Your task is to return, word for word, only the lines from the line with "What data populates" through the close of the data. Exclude all pictures.
+--
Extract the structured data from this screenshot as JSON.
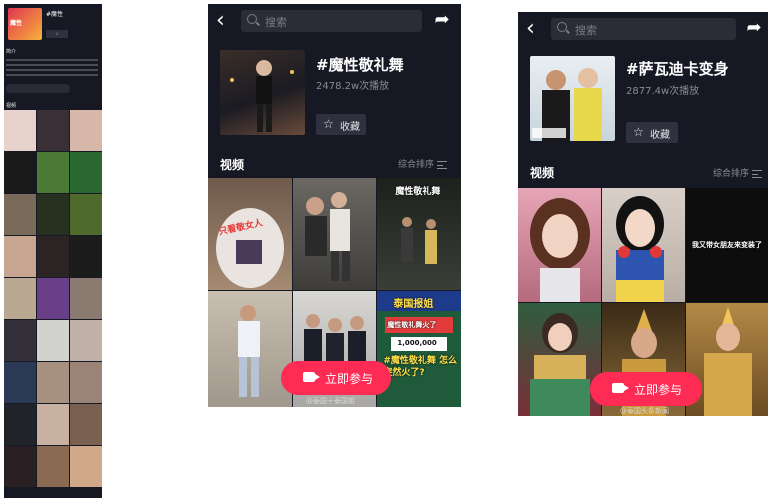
{
  "p1": {
    "title": "#魔性",
    "cover_text": "魔性",
    "section_intro": "简介",
    "section_videos": "视频"
  },
  "p2": {
    "search_placeholder": "搜索",
    "hashtag": "#魔性敬礼舞",
    "plays": "2478.2w次播放",
    "collect_label": "收藏",
    "videos_title": "视频",
    "sort_label": "综合排序",
    "join_label": "立即参与",
    "watermark": "@泰国十泰国姐",
    "tiles": [
      {
        "caption": "只看敬女人",
        "color": "#8a6f5b"
      },
      {
        "caption": "",
        "color": "#5e5c58"
      },
      {
        "caption": "魔性敬礼舞",
        "color": "#2a2f2a"
      },
      {
        "caption": "",
        "color": "#b8b2a6"
      },
      {
        "caption": "",
        "color": "#c9c6c0"
      },
      {
        "caption": "泰国报姐",
        "color": "#1f5a3a"
      }
    ],
    "news_tile": {
      "sub": "魔性敬礼舞火了",
      "count": "1,000,000",
      "bottom": "#魔性敬礼舞 怎么突然火了?"
    }
  },
  "p3": {
    "search_placeholder": "搜索",
    "hashtag": "#萨瓦迪卡变身",
    "plays": "2877.4w次播放",
    "collect_label": "收藏",
    "videos_title": "视频",
    "sort_label": "综合排序",
    "join_label": "立即参与",
    "watermark": "@泰国头条新闻",
    "tiles": [
      {
        "caption": "",
        "color": "#d98b9e"
      },
      {
        "caption": "",
        "color": "#3f6fb0"
      },
      {
        "caption": "我又带女朋友来变装了",
        "color": "#0d0d0d"
      },
      {
        "caption": "",
        "color": "#3b6a4a"
      },
      {
        "caption": "",
        "color": "#6b5a3a"
      },
      {
        "caption": "",
        "color": "#b5893e"
      }
    ]
  },
  "colors": {
    "bg": "#161823",
    "accent": "#fe2c55"
  }
}
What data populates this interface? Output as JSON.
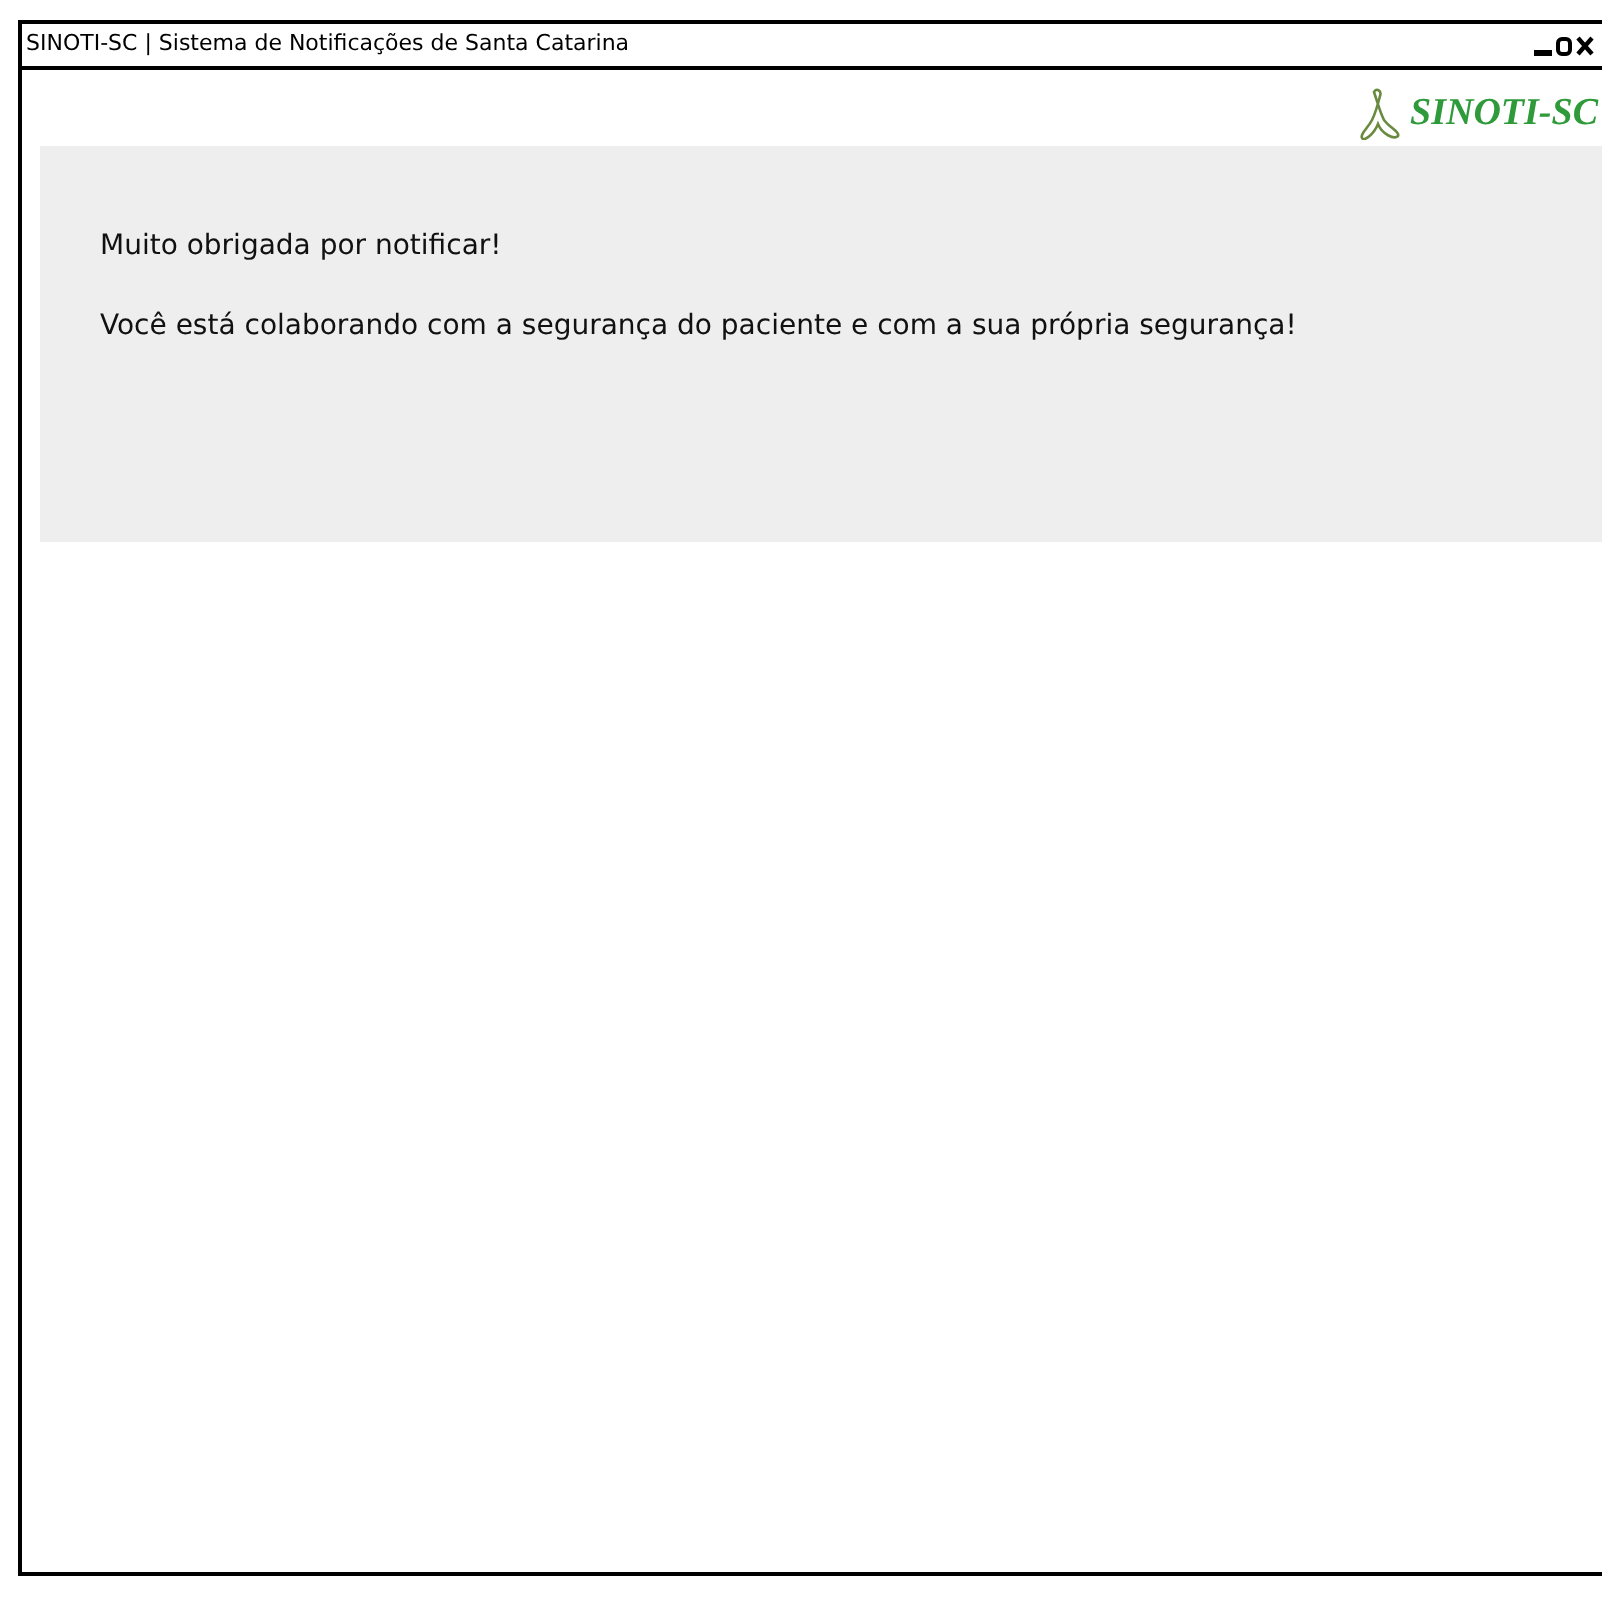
{
  "window": {
    "title": "SINOTI-SC | Sistema de Notificações de Santa Catarina"
  },
  "logo": {
    "text": "SINOTI-SC"
  },
  "message": {
    "lines": [
      "Muito obrigada por notificar!",
      "Você está colaborando com a segurança do paciente e com a sua própria segurança!"
    ]
  }
}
+--
Exercise result -
What data populates this interface? Output as JSON.
{
  "window": {
    "title": "SINOTI-SC | Sistema de Notificações de Santa Catarina"
  },
  "logo": {
    "text": "SINOTI-SC"
  },
  "message": {
    "lines": [
      "Muito obrigada por notificar!",
      "Você está colaborando com a segurança do paciente e com a sua própria segurança!"
    ]
  }
}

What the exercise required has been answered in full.